- [Layout region records]:

^^^^^^^^^^^^^^^^

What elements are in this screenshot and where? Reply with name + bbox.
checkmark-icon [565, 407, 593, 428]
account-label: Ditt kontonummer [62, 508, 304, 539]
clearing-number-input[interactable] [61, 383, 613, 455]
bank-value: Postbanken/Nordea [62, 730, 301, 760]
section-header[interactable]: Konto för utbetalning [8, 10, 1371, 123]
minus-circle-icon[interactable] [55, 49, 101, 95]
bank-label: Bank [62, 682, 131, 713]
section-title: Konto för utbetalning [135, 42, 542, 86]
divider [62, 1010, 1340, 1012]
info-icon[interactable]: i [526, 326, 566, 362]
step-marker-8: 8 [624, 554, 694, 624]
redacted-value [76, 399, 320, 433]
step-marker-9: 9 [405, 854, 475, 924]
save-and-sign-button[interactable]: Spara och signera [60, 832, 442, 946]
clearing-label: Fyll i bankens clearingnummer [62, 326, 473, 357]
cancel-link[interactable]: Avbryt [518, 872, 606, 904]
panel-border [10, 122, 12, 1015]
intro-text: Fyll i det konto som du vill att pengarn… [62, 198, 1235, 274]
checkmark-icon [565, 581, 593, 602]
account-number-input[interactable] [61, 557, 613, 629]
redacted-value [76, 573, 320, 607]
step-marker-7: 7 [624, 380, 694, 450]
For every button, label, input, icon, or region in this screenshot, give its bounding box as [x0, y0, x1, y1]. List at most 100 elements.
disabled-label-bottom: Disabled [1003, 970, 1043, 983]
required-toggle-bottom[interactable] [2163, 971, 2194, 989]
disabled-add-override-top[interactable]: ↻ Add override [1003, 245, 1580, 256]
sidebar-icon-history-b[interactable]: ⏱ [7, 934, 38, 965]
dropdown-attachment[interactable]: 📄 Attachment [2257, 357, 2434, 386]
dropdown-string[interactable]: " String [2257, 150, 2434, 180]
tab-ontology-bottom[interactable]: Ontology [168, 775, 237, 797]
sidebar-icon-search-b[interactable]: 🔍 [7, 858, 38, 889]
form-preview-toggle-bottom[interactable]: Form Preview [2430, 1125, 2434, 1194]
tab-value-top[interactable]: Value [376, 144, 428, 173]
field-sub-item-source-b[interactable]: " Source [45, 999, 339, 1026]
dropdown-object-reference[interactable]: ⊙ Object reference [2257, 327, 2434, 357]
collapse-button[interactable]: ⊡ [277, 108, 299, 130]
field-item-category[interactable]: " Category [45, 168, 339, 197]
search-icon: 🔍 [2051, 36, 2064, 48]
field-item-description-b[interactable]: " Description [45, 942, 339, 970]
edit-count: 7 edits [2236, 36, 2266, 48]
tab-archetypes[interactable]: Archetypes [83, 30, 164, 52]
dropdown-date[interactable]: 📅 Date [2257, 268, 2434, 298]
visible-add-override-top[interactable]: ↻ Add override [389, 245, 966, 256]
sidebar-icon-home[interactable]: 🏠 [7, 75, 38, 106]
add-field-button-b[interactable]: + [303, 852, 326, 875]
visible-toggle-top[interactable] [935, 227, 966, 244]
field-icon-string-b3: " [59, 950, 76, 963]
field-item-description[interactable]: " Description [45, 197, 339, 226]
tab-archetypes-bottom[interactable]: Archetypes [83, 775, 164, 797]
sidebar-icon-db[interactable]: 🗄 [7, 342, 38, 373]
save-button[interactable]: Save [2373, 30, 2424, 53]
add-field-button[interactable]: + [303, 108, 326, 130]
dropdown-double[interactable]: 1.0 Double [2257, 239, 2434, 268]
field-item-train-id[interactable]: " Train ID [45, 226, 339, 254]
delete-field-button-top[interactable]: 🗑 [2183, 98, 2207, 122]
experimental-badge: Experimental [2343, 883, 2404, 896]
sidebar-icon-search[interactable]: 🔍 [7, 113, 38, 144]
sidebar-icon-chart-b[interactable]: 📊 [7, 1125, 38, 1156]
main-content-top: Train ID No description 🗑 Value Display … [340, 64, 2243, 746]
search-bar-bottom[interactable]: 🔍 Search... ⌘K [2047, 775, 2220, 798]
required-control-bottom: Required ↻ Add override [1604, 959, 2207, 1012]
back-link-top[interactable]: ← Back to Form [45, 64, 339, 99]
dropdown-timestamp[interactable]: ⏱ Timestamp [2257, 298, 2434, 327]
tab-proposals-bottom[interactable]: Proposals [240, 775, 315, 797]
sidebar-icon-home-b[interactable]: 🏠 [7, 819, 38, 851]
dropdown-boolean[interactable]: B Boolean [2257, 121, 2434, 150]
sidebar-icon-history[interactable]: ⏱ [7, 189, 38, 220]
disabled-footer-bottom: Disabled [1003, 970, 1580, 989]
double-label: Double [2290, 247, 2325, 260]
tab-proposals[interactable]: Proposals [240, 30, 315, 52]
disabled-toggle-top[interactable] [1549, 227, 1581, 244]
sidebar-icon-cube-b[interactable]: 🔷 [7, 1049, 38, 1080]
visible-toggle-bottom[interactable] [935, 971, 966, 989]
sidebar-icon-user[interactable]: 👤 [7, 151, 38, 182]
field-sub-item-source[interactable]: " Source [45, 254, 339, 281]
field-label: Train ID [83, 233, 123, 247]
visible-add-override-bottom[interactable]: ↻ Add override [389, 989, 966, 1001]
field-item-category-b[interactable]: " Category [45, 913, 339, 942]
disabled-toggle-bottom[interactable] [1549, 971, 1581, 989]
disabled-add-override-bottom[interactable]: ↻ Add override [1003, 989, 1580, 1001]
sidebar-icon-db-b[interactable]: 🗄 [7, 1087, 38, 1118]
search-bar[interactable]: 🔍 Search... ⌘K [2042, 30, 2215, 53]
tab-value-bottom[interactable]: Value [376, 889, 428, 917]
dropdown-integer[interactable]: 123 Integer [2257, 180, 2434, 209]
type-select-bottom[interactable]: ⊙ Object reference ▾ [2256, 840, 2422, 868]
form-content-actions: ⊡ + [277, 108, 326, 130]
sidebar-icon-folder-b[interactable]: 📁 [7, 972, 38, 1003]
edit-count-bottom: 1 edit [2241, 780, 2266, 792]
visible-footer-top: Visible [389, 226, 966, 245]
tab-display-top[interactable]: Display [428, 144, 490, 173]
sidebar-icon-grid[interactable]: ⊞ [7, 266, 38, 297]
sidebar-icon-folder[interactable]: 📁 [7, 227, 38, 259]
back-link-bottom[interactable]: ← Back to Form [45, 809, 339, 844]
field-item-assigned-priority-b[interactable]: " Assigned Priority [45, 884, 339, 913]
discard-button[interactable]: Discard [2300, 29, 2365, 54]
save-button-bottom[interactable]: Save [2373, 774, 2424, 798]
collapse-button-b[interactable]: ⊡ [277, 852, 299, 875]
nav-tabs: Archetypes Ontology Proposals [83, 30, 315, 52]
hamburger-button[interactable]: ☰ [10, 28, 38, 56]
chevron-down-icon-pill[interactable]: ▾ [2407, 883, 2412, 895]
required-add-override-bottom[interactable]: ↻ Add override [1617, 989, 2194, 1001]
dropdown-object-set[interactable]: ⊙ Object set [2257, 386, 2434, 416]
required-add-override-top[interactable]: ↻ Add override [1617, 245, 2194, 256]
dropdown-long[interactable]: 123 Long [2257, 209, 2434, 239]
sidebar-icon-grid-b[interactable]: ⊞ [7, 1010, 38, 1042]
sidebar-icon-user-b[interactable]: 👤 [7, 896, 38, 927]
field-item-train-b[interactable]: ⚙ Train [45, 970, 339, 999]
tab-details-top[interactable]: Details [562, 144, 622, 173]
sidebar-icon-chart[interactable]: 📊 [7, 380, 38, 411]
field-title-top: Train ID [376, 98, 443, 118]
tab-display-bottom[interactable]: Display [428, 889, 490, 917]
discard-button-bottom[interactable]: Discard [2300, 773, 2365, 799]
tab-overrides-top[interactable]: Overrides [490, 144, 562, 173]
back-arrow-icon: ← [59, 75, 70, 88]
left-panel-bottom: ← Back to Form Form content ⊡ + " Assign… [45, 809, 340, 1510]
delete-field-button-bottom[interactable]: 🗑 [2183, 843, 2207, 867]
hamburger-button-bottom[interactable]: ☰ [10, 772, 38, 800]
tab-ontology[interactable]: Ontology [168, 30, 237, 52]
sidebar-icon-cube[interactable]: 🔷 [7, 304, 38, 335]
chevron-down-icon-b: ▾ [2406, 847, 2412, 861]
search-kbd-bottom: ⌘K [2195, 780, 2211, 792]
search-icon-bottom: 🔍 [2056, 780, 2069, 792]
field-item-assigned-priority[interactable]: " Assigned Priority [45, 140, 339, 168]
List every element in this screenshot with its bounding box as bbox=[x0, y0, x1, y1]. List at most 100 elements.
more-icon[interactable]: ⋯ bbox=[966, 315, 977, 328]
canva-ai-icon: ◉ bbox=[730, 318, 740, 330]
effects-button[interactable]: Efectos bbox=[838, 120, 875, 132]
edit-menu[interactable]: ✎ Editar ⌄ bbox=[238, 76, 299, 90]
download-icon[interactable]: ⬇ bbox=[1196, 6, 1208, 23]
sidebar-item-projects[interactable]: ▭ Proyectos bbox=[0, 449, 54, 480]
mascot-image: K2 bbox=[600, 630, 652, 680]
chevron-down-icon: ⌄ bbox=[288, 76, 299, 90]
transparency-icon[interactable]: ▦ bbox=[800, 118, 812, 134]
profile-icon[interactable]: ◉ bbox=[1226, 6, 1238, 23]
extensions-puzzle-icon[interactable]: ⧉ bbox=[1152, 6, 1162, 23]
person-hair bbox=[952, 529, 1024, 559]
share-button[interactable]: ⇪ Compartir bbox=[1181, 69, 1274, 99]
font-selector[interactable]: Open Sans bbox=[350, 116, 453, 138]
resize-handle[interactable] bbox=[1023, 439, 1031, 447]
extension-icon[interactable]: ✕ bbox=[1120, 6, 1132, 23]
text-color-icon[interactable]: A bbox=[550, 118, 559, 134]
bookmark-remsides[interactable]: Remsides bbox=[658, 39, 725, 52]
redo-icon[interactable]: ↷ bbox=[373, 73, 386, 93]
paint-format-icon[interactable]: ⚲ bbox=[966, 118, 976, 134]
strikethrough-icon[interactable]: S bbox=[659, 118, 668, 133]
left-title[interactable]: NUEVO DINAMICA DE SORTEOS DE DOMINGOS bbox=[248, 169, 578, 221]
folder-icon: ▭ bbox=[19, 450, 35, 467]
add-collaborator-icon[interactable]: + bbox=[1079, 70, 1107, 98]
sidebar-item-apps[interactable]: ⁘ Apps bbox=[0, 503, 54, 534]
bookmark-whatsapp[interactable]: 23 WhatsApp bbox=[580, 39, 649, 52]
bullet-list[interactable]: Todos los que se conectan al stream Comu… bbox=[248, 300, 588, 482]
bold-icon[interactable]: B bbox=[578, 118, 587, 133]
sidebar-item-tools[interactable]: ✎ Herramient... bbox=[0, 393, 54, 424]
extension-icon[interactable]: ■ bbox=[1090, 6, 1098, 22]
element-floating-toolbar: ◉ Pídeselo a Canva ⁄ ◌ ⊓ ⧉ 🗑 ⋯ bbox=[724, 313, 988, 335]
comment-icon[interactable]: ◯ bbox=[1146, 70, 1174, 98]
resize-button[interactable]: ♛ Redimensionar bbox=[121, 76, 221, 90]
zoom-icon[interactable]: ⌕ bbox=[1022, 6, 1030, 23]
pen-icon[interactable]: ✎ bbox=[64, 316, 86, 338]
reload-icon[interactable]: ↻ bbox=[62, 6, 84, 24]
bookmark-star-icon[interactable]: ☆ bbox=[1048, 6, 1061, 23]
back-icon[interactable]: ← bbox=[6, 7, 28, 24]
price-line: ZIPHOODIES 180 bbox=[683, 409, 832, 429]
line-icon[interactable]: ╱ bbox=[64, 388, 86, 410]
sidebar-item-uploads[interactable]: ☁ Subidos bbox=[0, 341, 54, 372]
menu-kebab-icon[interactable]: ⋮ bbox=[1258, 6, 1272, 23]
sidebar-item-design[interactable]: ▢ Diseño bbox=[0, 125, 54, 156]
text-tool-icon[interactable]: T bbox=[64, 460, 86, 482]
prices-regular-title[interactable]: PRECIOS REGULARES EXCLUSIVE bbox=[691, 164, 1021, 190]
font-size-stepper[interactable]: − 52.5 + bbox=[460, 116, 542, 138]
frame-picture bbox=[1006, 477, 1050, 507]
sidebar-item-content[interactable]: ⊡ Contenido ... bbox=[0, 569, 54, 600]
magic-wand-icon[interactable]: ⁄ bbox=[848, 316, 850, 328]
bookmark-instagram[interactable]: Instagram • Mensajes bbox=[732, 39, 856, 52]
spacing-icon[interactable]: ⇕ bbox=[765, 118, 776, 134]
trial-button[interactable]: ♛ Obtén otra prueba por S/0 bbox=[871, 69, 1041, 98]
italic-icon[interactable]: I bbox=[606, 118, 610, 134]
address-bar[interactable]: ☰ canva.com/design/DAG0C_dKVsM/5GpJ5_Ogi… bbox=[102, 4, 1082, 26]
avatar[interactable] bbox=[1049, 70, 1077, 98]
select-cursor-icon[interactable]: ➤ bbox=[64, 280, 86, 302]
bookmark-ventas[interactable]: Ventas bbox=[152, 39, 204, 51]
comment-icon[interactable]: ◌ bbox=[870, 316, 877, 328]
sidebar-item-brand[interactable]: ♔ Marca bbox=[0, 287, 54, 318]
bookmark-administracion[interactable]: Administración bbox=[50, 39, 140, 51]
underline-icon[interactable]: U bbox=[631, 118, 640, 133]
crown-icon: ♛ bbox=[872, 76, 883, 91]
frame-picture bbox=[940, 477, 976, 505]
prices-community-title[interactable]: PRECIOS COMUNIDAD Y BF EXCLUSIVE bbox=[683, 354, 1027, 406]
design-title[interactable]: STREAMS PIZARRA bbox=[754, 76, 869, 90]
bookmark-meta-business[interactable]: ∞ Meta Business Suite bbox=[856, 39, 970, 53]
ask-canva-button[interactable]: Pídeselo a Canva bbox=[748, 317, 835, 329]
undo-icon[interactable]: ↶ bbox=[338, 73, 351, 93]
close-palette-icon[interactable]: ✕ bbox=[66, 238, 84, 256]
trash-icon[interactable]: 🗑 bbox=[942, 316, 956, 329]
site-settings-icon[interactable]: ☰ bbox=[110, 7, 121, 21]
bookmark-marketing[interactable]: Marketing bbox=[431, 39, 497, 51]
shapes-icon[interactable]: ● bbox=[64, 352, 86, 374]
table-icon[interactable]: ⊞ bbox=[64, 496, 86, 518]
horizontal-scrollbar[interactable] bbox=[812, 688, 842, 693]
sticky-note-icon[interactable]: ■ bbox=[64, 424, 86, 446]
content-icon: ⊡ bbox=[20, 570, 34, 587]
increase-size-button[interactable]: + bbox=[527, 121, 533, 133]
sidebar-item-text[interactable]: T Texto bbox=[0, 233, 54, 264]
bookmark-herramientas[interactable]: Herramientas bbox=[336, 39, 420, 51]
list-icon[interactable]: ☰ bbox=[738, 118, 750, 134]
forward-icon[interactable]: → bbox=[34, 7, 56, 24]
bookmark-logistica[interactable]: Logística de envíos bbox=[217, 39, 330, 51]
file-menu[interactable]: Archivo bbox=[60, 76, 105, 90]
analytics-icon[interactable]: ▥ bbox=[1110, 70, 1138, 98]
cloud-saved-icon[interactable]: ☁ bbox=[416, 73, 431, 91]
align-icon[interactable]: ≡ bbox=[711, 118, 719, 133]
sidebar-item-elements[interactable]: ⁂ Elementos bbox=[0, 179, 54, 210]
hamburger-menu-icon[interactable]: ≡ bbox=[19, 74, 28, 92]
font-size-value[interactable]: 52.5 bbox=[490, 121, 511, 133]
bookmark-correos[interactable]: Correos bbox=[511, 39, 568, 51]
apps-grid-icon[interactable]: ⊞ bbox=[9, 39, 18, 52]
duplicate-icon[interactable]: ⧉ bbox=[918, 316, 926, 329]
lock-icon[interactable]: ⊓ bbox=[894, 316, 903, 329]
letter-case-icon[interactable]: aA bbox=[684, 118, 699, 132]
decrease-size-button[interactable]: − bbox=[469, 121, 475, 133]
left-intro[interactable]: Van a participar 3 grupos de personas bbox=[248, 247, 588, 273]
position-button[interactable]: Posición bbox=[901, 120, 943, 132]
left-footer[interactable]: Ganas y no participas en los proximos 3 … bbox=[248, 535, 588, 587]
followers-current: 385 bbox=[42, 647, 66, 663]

^^^^^^^^^^^^^^^^

- [WORK REQUIRED]:
Edit the material from its first line through the line with "disabled-add-override-top[interactable]: ↻ Add", replacing "Avbryt" with "Cancel" and leaving everything else as it is.

- [EXPECTED ANSWER]:
What elements are in this screenshot and where? Reply with name + bbox.
checkmark-icon [565, 407, 593, 428]
account-label: Ditt kontonummer [62, 508, 304, 539]
clearing-number-input[interactable] [61, 383, 613, 455]
bank-value: Postbanken/Nordea [62, 730, 301, 760]
section-header[interactable]: Konto för utbetalning [8, 10, 1371, 123]
minus-circle-icon[interactable] [55, 49, 101, 95]
bank-label: Bank [62, 682, 131, 713]
section-title: Konto för utbetalning [135, 42, 542, 86]
divider [62, 1010, 1340, 1012]
info-icon[interactable]: i [526, 326, 566, 362]
step-marker-8: 8 [624, 554, 694, 624]
redacted-value [76, 399, 320, 433]
step-marker-9: 9 [405, 854, 475, 924]
save-and-sign-button[interactable]: Spara och signera [60, 832, 442, 946]
clearing-label: Fyll i bankens clearingnummer [62, 326, 473, 357]
cancel-link[interactable]: Cancel [518, 872, 606, 904]
panel-border [10, 122, 12, 1015]
intro-text: Fyll i det konto som du vill att pengarn… [62, 198, 1235, 274]
checkmark-icon [565, 581, 593, 602]
account-number-input[interactable] [61, 557, 613, 629]
redacted-value [76, 573, 320, 607]
step-marker-7: 7 [624, 380, 694, 450]
For every button, label, input, icon, or region in this screenshot, give its bounding box as [x0, y0, x1, y1]. List at most 100 elements.
disabled-label-bottom: Disabled [1003, 970, 1043, 983]
required-toggle-bottom[interactable] [2163, 971, 2194, 989]
disabled-add-override-top[interactable]: ↻ Add override [1003, 245, 1580, 256]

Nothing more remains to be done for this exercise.